● **WHAT YOU WILL DO**
Copy out the listing verbatim, beginning with the line that contains "List 100 of" and ending with the line that contains "seat-class: 一等 [311, 1456, 371, 1495]", both included.

● **RECORD LIST**
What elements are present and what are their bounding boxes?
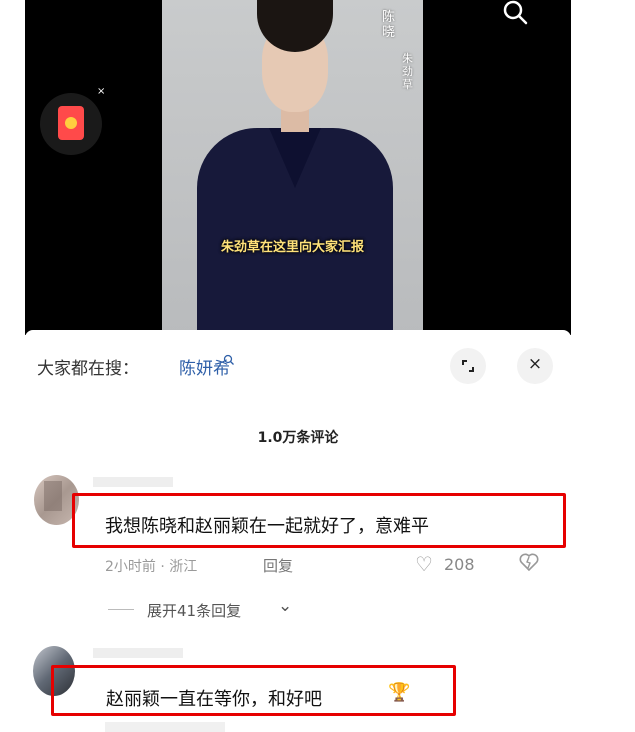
==
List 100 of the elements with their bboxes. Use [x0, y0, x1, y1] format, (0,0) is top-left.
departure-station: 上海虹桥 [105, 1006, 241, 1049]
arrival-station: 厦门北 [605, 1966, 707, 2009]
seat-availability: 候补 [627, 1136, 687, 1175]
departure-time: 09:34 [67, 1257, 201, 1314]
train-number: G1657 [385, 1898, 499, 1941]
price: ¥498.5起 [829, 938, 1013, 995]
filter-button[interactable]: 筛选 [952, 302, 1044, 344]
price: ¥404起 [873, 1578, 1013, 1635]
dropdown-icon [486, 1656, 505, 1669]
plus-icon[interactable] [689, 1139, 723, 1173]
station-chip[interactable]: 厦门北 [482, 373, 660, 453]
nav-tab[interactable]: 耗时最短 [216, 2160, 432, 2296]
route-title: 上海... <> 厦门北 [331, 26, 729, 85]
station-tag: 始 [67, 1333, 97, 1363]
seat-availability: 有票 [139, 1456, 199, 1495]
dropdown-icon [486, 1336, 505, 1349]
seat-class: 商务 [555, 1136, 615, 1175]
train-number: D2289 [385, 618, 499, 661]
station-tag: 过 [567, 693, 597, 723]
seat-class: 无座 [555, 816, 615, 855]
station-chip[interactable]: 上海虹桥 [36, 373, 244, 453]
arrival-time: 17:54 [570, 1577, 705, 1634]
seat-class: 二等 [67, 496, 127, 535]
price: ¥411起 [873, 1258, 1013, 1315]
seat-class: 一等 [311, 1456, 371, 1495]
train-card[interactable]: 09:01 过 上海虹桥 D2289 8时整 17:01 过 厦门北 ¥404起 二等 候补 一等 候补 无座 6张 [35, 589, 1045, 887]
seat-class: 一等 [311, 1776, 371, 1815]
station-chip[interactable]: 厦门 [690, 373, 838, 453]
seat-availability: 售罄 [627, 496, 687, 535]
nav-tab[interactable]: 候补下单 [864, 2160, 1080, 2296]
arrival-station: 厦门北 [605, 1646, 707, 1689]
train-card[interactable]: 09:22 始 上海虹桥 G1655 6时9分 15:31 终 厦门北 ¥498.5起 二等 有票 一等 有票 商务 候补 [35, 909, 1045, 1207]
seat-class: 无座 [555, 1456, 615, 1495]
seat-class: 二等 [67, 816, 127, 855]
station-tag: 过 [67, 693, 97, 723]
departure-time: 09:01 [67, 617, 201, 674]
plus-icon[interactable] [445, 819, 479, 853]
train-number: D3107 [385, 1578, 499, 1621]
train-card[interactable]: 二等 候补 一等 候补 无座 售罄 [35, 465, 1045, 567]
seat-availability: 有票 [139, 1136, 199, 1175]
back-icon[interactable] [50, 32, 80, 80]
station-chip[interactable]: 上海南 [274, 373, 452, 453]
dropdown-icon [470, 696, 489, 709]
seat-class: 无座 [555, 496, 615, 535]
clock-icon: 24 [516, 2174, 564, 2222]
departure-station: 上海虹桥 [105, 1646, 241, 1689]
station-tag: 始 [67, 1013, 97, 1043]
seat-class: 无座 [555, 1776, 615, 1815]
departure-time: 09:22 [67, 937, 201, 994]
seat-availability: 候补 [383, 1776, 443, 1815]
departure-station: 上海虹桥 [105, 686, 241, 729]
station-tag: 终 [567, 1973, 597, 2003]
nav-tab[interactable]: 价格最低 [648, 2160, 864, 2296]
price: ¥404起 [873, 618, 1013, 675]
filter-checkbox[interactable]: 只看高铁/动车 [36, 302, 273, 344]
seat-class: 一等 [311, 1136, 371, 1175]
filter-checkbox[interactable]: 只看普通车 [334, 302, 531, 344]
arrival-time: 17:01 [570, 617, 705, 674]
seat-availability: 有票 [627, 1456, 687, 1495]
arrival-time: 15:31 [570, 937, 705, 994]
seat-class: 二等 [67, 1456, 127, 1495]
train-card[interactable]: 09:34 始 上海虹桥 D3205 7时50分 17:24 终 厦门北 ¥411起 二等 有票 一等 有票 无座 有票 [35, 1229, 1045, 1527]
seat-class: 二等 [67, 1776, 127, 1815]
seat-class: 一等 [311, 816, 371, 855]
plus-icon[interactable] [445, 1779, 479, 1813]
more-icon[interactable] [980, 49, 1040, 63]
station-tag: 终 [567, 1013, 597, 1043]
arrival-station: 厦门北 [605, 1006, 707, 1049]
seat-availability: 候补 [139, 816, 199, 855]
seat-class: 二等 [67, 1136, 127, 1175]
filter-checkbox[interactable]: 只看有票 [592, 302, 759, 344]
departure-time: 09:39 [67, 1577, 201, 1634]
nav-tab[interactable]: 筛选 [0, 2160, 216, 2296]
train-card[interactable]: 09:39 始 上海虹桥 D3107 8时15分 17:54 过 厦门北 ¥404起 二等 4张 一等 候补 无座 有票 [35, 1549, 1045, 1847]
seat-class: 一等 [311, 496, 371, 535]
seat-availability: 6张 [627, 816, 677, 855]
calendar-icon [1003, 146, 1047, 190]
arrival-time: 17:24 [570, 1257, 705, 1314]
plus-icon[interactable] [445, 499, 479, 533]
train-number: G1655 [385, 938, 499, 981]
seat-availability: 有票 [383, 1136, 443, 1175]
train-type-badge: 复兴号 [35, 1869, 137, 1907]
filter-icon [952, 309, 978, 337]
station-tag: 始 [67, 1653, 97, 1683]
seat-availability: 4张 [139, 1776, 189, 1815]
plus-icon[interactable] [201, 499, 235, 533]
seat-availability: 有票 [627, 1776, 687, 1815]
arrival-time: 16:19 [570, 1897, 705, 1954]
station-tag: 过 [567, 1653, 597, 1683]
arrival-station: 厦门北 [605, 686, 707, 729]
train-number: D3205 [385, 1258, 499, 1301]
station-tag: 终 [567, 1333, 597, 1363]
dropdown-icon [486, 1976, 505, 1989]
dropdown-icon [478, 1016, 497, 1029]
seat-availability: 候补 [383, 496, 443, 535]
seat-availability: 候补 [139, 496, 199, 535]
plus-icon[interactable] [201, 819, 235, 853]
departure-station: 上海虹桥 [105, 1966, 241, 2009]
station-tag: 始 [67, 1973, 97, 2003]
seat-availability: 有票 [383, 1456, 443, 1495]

● **OUTPUT FOR THIS TASK**
List 100 of the elements with their bboxes. Use [x0, y0, x1, y1] format, (0,0) is top-left.
departure-station: 上海虹桥 [105, 1006, 241, 1049]
arrival-station: 厦门北 [605, 1966, 707, 2009]
seat-availability: 候补 [627, 1136, 687, 1175]
departure-time: 09:34 [67, 1257, 201, 1314]
train-number: G1657 [385, 1898, 499, 1941]
price: ¥498.5起 [829, 938, 1013, 995]
filter-button[interactable]: 筛选 [952, 302, 1044, 344]
price: ¥404起 [873, 1578, 1013, 1635]
dropdown-icon [486, 1656, 505, 1669]
plus-icon[interactable] [689, 1139, 723, 1173]
station-chip[interactable]: 厦门北 [482, 373, 660, 453]
nav-tab[interactable]: 耗时最短 [216, 2160, 432, 2296]
route-title: 上海... <> 厦门北 [331, 26, 729, 85]
station-tag: 始 [67, 1333, 97, 1363]
seat-availability: 有票 [139, 1456, 199, 1495]
dropdown-icon [486, 1336, 505, 1349]
seat-class: 商务 [555, 1136, 615, 1175]
train-number: D2289 [385, 618, 499, 661]
station-tag: 过 [567, 693, 597, 723]
seat-class: 无座 [555, 816, 615, 855]
station-chip[interactable]: 上海虹桥 [36, 373, 244, 453]
arrival-time: 17:54 [570, 1577, 705, 1634]
seat-class: 二等 [67, 496, 127, 535]
price: ¥411起 [873, 1258, 1013, 1315]
seat-class: 一等 [311, 1456, 371, 1495]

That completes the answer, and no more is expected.